Directions: Below are some records. Copy every line in them that holds "System".
-- begin Dataset rows --
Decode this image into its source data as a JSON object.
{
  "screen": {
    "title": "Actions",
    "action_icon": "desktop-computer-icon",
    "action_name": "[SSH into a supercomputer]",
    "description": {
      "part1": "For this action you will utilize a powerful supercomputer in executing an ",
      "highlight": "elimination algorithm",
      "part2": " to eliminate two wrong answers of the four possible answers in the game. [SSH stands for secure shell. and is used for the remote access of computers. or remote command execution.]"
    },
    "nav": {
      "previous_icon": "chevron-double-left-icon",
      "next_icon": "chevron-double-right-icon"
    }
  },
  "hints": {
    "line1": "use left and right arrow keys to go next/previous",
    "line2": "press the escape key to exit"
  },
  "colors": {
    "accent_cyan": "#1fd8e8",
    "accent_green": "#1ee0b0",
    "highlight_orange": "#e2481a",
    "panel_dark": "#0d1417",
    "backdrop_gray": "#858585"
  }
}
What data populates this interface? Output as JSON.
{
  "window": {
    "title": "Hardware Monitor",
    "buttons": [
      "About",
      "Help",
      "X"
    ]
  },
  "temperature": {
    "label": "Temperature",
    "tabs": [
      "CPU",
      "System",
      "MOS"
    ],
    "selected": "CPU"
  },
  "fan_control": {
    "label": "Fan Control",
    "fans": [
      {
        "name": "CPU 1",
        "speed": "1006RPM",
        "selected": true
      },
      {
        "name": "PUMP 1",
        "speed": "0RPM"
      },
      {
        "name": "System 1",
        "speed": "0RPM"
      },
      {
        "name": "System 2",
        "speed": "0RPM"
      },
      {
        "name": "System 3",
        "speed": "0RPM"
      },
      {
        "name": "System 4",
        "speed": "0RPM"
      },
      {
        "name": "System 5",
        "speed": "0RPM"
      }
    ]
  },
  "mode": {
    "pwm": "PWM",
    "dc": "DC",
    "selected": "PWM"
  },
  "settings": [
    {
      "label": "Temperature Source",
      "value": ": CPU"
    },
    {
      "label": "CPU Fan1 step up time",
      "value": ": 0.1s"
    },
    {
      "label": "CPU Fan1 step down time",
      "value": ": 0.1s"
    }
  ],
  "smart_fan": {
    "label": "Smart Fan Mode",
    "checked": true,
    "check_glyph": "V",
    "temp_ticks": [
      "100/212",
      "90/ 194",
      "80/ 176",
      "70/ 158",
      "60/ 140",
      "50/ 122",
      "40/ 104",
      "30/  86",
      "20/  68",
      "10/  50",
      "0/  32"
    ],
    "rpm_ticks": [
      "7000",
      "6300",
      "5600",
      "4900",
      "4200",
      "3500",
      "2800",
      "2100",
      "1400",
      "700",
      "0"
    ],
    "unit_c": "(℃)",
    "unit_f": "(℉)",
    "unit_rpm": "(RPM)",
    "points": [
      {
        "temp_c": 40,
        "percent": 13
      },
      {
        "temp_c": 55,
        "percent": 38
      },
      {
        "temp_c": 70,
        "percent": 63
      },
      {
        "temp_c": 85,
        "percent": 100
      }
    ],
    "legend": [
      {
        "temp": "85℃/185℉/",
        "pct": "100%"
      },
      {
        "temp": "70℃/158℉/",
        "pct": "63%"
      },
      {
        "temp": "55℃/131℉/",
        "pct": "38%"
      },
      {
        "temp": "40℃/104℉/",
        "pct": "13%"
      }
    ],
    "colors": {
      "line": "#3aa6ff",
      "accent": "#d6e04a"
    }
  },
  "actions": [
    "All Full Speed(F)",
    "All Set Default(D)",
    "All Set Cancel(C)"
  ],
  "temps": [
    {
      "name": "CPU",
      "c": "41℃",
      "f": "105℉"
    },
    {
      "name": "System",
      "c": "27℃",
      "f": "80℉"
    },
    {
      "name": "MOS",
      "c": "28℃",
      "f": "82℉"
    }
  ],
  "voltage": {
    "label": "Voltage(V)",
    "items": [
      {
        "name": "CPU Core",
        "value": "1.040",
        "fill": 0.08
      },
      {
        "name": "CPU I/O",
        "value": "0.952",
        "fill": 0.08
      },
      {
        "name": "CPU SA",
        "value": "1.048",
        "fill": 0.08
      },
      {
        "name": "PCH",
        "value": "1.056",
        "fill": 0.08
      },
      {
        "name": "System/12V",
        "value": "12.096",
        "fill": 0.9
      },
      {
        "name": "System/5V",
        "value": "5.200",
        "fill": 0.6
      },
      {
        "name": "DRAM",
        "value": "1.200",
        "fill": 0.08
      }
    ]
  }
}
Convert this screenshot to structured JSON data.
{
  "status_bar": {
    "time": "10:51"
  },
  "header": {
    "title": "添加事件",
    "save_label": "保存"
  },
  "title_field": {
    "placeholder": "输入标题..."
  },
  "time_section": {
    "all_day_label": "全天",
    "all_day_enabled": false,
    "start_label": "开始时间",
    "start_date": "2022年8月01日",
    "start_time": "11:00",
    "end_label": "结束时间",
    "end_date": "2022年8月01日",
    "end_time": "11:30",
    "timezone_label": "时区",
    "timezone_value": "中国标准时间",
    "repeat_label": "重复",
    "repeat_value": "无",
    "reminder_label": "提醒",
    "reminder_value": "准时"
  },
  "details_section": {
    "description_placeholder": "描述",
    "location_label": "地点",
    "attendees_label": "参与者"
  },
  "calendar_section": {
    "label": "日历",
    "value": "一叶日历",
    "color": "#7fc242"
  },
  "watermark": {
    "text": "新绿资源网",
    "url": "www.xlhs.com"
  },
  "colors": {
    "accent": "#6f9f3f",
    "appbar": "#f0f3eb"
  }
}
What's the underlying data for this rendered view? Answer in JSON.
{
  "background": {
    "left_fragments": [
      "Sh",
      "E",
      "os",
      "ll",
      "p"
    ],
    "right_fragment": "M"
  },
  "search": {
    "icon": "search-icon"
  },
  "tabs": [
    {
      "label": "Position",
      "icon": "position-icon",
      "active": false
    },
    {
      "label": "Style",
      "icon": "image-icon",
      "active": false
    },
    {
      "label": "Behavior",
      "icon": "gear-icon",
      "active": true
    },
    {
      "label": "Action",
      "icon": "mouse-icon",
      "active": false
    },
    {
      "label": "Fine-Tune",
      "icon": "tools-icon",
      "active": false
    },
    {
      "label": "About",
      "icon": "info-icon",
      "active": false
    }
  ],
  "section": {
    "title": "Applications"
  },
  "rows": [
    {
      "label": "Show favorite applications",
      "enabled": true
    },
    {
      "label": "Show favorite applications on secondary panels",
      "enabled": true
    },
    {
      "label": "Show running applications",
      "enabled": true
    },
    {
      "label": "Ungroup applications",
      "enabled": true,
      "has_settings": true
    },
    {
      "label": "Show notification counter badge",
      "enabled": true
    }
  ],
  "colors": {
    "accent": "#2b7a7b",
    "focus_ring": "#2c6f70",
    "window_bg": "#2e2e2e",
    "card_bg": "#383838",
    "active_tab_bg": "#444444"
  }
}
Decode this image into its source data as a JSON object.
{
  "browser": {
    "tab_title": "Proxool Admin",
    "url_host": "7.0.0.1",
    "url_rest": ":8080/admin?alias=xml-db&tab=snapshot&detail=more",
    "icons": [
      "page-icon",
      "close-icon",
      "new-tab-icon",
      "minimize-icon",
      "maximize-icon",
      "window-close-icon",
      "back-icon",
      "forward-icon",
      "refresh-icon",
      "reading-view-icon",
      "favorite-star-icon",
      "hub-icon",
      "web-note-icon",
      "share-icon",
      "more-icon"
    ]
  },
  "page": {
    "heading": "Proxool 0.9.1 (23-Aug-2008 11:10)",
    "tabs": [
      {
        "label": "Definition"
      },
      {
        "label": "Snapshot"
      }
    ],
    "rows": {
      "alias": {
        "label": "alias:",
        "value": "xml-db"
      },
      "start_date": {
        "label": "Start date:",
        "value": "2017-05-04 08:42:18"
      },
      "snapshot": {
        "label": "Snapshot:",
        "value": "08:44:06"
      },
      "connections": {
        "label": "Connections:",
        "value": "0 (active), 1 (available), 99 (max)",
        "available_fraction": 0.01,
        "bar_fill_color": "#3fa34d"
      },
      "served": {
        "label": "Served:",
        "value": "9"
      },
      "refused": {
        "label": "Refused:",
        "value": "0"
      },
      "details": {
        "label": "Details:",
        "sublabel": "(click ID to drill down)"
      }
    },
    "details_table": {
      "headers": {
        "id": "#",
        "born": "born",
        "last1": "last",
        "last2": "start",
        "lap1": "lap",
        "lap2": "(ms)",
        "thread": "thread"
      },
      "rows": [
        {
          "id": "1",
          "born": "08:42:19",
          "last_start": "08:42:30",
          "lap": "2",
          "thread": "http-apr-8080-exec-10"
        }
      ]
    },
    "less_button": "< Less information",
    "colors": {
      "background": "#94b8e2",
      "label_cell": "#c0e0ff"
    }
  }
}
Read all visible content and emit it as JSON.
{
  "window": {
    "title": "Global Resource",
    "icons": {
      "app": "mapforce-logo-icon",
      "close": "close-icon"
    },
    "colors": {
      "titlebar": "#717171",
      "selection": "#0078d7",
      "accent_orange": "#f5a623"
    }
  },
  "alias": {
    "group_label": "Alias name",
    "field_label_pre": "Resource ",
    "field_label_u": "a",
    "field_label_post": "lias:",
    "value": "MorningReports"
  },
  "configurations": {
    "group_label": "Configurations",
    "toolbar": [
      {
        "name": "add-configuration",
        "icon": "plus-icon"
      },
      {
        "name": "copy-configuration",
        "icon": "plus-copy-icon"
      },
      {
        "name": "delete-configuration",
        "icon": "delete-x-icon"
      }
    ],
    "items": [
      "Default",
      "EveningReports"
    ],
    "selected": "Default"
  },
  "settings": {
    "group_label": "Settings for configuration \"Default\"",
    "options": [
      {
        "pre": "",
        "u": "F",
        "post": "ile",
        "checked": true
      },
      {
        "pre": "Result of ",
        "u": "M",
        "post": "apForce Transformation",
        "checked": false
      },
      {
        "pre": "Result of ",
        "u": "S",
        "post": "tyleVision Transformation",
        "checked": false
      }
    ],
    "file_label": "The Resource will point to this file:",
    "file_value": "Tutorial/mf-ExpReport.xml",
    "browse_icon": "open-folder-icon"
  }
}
-- end Dataset rows --
Written response:
      "System",
        "name": "System 1",
        "name": "System 2",
        "name": "System 3",
        "name": "System 4",
        "name": "System 5",
      "name": "System",
        "name": "System/12V",
        "name": "System/5V",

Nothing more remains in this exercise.